◆ EXTRACTED RECORDS
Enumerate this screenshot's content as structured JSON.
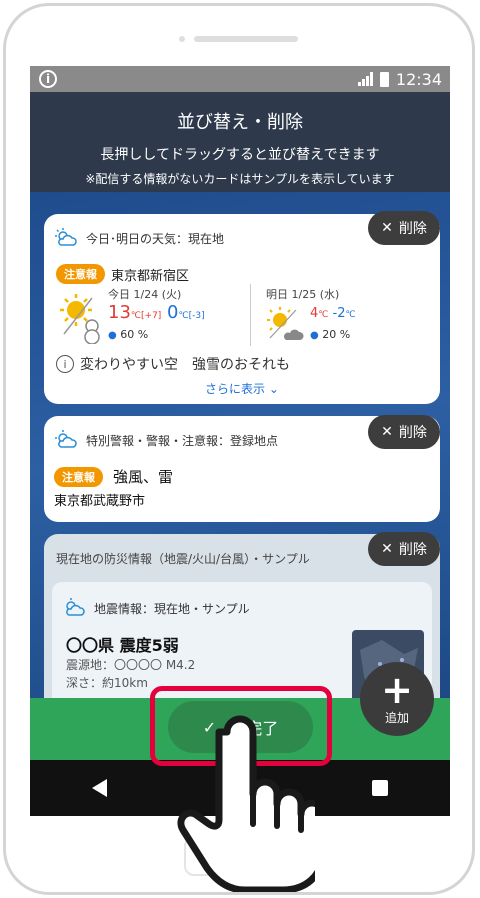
{
  "status_bar": {
    "time": "12:34",
    "info_glyph": "i"
  },
  "header": {
    "title": "並び替え・削除",
    "subtitle": "長押ししてドラッグすると並び替えできます",
    "note": "※配信する情報がないカードはサンプルを表示しています"
  },
  "delete_label": "削除",
  "card_weather": {
    "title": "今日･明日の天気：現在地",
    "badge": "注意報",
    "location": "東京都新宿区",
    "today": {
      "label": "今日 1/24 (火)",
      "max": "13",
      "max_diff": "[+7]",
      "min": "0",
      "min_diff": "[-3]",
      "unit": "℃",
      "pop": "60 %"
    },
    "tomorrow": {
      "label": "明日 1/25 (水)",
      "max": "4",
      "min": "-2",
      "unit": "℃",
      "pop": "20 %"
    },
    "note": "変わりやすい空　強雪のおそれも",
    "more": "さらに表示"
  },
  "card_warning": {
    "title": "特別警報・警報・注意報：登録地点",
    "badge": "注意報",
    "content": "強風、雷",
    "area": "東京都武蔵野市"
  },
  "card_disaster": {
    "title": "現在地の防災情報（地震/火山/台風）・サンプル",
    "inner_title": "地震情報：現在地・サンプル",
    "headline": "〇〇県 震度5弱",
    "epicenter": "震源地：〇〇〇〇 M4.2",
    "depth": "深さ：約10km"
  },
  "done_button": {
    "label": "完了",
    "check": "✓"
  },
  "add_button": {
    "plus": "+",
    "label": "追加"
  },
  "colors": {
    "accent_red": "#e3003c",
    "green": "#2fa55a",
    "badge_orange": "#f39700",
    "header": "#2e3a4b"
  }
}
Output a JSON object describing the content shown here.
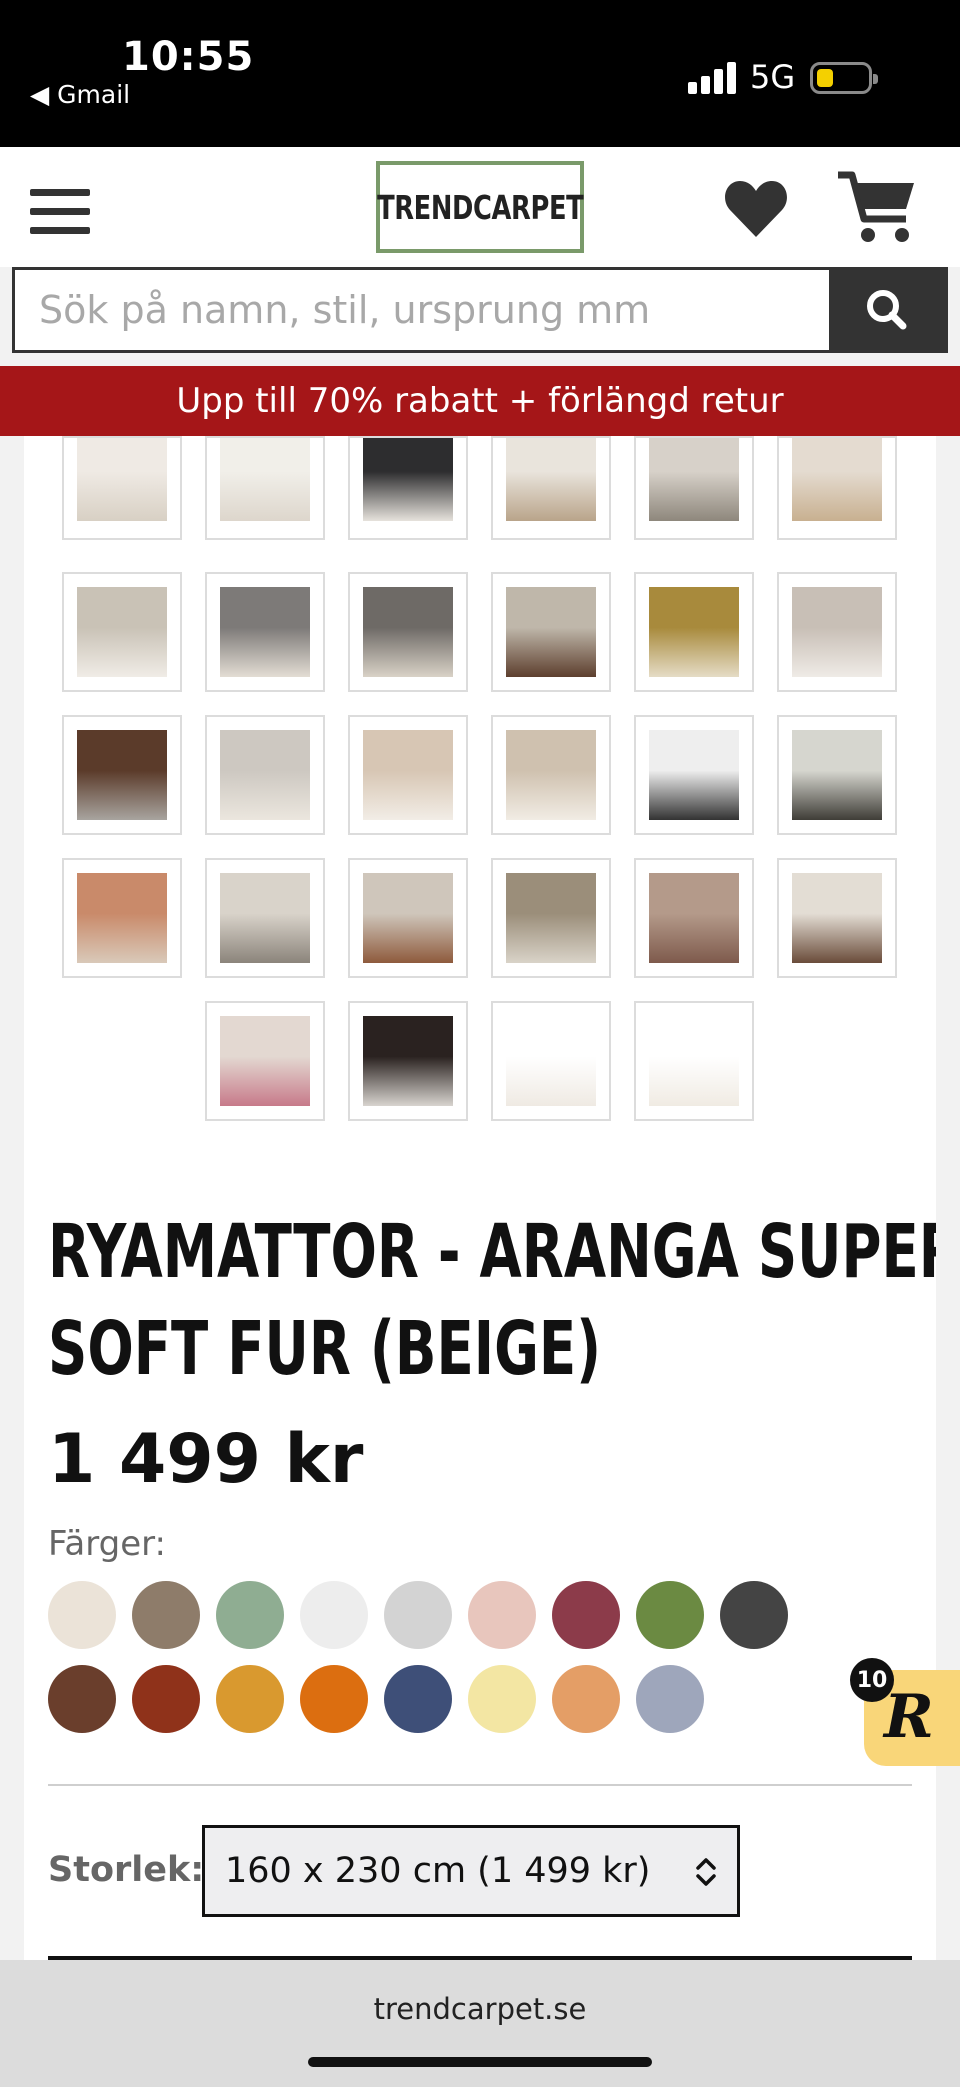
{
  "status_bar": {
    "time": "10:55",
    "back_app": "◀ Gmail",
    "network": "5G"
  },
  "header": {
    "logo_text": "TRENDCARPET",
    "menu_icon": "hamburger-icon",
    "wishlist_icon": "heart-icon",
    "cart_icon": "cart-icon"
  },
  "search": {
    "placeholder": "Sök på namn, stil, ursprung mm",
    "button_icon": "search-icon"
  },
  "promo": {
    "text": "Upp till 70% rabatt + förlängd retur"
  },
  "gallery": {
    "thumbnails": [
      {
        "colors": [
          "#efeae4",
          "#d8d0c4"
        ]
      },
      {
        "colors": [
          "#f1efe9",
          "#ddd6cc"
        ]
      },
      {
        "colors": [
          "#2d2d2f",
          "#e6e2dc"
        ]
      },
      {
        "colors": [
          "#e9e4dc",
          "#b9a48a"
        ]
      },
      {
        "colors": [
          "#d7d1c9",
          "#8e877c"
        ]
      },
      {
        "colors": [
          "#e4dbd0",
          "#c8b090"
        ]
      },
      {
        "colors": [
          "#c9c2b6",
          "#f0ece6"
        ]
      },
      {
        "colors": [
          "#7d7a78",
          "#e3ddd4"
        ]
      },
      {
        "colors": [
          "#6e6a66",
          "#d9d2c7"
        ]
      },
      {
        "colors": [
          "#bfb7aa",
          "#5d3f2e"
        ]
      },
      {
        "colors": [
          "#a88a3c",
          "#e5dcc6"
        ]
      },
      {
        "colors": [
          "#c8bfb6",
          "#efebe6"
        ]
      },
      {
        "colors": [
          "#5b3b2a",
          "#a8a49f"
        ]
      },
      {
        "colors": [
          "#cdc8c1",
          "#ebe6de"
        ]
      },
      {
        "colors": [
          "#d7c6b4",
          "#f2ede6"
        ]
      },
      {
        "colors": [
          "#cfc1af",
          "#f1ece4"
        ]
      },
      {
        "colors": [
          "#eeeeee",
          "#333333"
        ]
      },
      {
        "colors": [
          "#d6d6cf",
          "#3f3d37"
        ]
      },
      {
        "colors": [
          "#c98a6a",
          "#d9c9b9"
        ]
      },
      {
        "colors": [
          "#d9d3ca",
          "#8b847b"
        ]
      },
      {
        "colors": [
          "#cfc6bb",
          "#8e5a3c"
        ]
      },
      {
        "colors": [
          "#9b8e7a",
          "#d9d3c8"
        ]
      },
      {
        "colors": [
          "#b49a8a",
          "#7e5a4c"
        ]
      },
      {
        "colors": [
          "#e3ddd4",
          "#6a4c3a"
        ]
      },
      {
        "colors": [
          "#e3d8d1",
          "#c77a8a"
        ]
      },
      {
        "colors": [
          "#2a2220",
          "#d8d4cf"
        ]
      },
      {
        "colors": [
          "#ffffff",
          "#efeae3"
        ]
      },
      {
        "colors": [
          "#ffffff",
          "#f0ebe3"
        ]
      }
    ]
  },
  "product": {
    "title_line1": "RYAMATTOR - ARANGA SUPER",
    "title_line2": "SOFT FUR (BEIGE)",
    "price": "1 499 kr",
    "colors_label": "Färger:",
    "swatches": [
      "#ebe3d8",
      "#8e7c6a",
      "#8fad92",
      "#ededed",
      "#d3d3d3",
      "#e8c6bd",
      "#8c3b4a",
      "#6b8a42",
      "#444444",
      "#6a3e2c",
      "#8f321a",
      "#d9992f",
      "#dc6e10",
      "#3e4f78",
      "#f3e6a3",
      "#e49e66",
      "#9ea6bb"
    ],
    "size_label": "Storlek:",
    "size_selected": "160 x 230 cm (1 499 kr)"
  },
  "chat_widget": {
    "badge_count": "10",
    "letter": "R"
  },
  "browser": {
    "url": "trendcarpet.se"
  }
}
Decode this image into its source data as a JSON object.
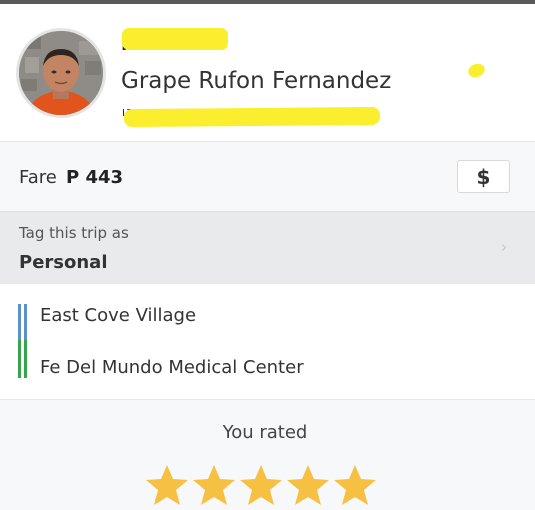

◆ GIVEN REQUEST
Say how many lines in the entries contain the string "icon", and say nothing else.

◆ EXPECTED ANSWER
4